#### RECORD LIST ####

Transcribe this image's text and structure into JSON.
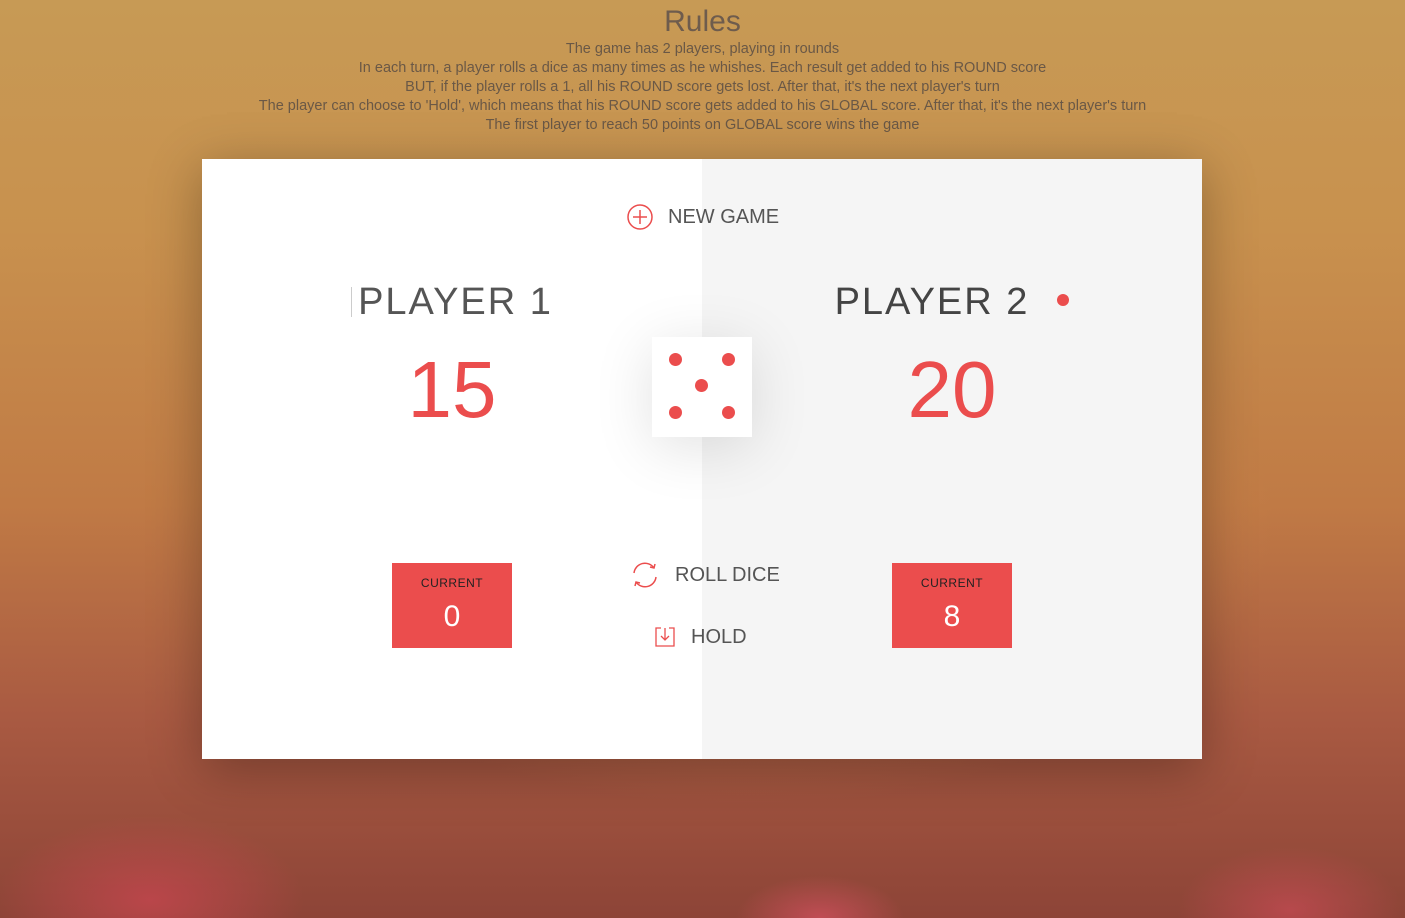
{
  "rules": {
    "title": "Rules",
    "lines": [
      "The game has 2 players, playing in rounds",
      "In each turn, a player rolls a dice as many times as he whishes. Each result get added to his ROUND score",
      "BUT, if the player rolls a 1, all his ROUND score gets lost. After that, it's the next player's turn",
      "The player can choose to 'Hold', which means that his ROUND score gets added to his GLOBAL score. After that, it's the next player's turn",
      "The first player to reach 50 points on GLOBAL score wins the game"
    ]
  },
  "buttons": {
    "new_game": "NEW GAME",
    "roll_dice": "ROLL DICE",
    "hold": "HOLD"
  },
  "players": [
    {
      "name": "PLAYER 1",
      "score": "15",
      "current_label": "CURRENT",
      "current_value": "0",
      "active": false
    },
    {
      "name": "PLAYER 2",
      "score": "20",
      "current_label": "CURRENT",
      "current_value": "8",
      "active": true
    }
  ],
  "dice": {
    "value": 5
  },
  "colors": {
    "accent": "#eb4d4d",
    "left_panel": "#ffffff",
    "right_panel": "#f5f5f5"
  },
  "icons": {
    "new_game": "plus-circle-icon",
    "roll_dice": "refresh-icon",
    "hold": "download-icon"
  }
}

####

WRITTEN INSTRUCTION: Generate a word-for-word copy of the preceding records, excluding all pictures.

TASK SOLUTION:
Transcribe this image's text and structure into JSON.
{
  "rules": {
    "title": "Rules",
    "lines": [
      "The game has 2 players, playing in rounds",
      "In each turn, a player rolls a dice as many times as he whishes. Each result get added to his ROUND score",
      "BUT, if the player rolls a 1, all his ROUND score gets lost. After that, it's the next player's turn",
      "The player can choose to 'Hold', which means that his ROUND score gets added to his GLOBAL score. After that, it's the next player's turn",
      "The first player to reach 50 points on GLOBAL score wins the game"
    ]
  },
  "buttons": {
    "new_game": "NEW GAME",
    "roll_dice": "ROLL DICE",
    "hold": "HOLD"
  },
  "players": [
    {
      "name": "PLAYER 1",
      "score": "15",
      "current_label": "CURRENT",
      "current_value": "0",
      "active": false
    },
    {
      "name": "PLAYER 2",
      "score": "20",
      "current_label": "CURRENT",
      "current_value": "8",
      "active": true
    }
  ],
  "dice": {
    "value": 5
  },
  "colors": {
    "accent": "#eb4d4d",
    "left_panel": "#ffffff",
    "right_panel": "#f5f5f5"
  },
  "icons": {
    "new_game": "plus-circle-icon",
    "roll_dice": "refresh-icon",
    "hold": "download-icon"
  }
}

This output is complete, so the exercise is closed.